◆ STATED TASK:
Filter for the word "this" and keep each matching line.

◆ THE RECORDS:
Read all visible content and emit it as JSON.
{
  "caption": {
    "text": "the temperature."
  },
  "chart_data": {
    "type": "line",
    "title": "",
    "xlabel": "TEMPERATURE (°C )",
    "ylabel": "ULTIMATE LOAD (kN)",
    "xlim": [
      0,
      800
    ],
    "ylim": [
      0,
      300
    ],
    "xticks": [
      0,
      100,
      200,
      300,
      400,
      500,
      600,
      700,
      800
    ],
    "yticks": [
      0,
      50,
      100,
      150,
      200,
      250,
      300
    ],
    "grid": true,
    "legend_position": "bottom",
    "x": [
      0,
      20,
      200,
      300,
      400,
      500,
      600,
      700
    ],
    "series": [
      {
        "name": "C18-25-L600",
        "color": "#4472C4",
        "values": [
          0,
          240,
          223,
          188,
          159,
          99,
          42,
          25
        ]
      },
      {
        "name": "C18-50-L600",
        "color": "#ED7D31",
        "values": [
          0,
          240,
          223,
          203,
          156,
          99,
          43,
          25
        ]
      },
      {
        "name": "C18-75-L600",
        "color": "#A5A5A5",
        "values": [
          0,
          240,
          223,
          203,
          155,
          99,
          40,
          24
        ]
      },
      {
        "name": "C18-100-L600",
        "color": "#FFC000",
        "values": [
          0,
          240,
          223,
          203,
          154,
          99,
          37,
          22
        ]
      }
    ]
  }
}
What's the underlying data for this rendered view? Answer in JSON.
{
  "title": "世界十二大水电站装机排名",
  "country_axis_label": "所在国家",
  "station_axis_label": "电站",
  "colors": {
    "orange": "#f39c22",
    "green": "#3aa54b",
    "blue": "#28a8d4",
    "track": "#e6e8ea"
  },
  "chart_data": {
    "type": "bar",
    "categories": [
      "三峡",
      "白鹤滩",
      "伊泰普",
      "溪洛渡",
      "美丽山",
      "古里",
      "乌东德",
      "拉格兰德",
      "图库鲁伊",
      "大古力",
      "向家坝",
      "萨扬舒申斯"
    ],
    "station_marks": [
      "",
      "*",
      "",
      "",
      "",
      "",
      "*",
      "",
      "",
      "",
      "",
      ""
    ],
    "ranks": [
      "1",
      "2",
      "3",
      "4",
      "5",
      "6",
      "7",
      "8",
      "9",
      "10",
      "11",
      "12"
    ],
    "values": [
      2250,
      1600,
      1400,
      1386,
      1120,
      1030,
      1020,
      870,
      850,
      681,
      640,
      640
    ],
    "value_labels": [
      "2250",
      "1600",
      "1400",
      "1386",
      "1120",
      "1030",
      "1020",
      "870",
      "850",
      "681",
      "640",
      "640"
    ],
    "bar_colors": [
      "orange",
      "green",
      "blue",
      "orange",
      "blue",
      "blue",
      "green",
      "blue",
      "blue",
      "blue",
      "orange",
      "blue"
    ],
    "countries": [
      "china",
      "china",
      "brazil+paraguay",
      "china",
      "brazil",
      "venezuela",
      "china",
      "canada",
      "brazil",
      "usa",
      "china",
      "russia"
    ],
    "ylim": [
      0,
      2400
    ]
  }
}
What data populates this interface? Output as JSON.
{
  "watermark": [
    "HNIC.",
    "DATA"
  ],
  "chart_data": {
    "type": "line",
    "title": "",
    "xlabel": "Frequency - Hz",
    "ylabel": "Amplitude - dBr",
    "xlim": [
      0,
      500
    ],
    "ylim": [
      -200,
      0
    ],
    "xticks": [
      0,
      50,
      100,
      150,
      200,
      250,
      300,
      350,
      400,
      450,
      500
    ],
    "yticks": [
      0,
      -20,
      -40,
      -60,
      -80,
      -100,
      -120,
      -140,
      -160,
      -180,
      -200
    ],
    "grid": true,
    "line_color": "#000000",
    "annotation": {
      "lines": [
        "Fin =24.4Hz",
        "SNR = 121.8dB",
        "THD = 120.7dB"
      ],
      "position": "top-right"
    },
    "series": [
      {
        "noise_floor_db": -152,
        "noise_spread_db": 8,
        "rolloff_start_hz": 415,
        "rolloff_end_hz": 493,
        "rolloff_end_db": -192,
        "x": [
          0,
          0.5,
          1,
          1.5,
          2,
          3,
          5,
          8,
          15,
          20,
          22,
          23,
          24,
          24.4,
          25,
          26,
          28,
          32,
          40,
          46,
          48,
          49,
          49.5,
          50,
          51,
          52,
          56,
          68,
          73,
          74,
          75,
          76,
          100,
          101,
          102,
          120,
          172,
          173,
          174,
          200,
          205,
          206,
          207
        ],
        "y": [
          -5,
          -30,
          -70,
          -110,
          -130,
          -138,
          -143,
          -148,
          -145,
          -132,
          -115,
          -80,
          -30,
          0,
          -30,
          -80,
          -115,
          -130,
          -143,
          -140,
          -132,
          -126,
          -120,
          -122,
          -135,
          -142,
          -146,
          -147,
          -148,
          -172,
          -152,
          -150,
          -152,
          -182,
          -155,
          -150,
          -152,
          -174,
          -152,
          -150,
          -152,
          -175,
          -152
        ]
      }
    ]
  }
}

◆ EXERCISE SOLUTION:
What's the underlying data for this rendered view? Answer in JSON.
What data populates this interface? Output as JSON.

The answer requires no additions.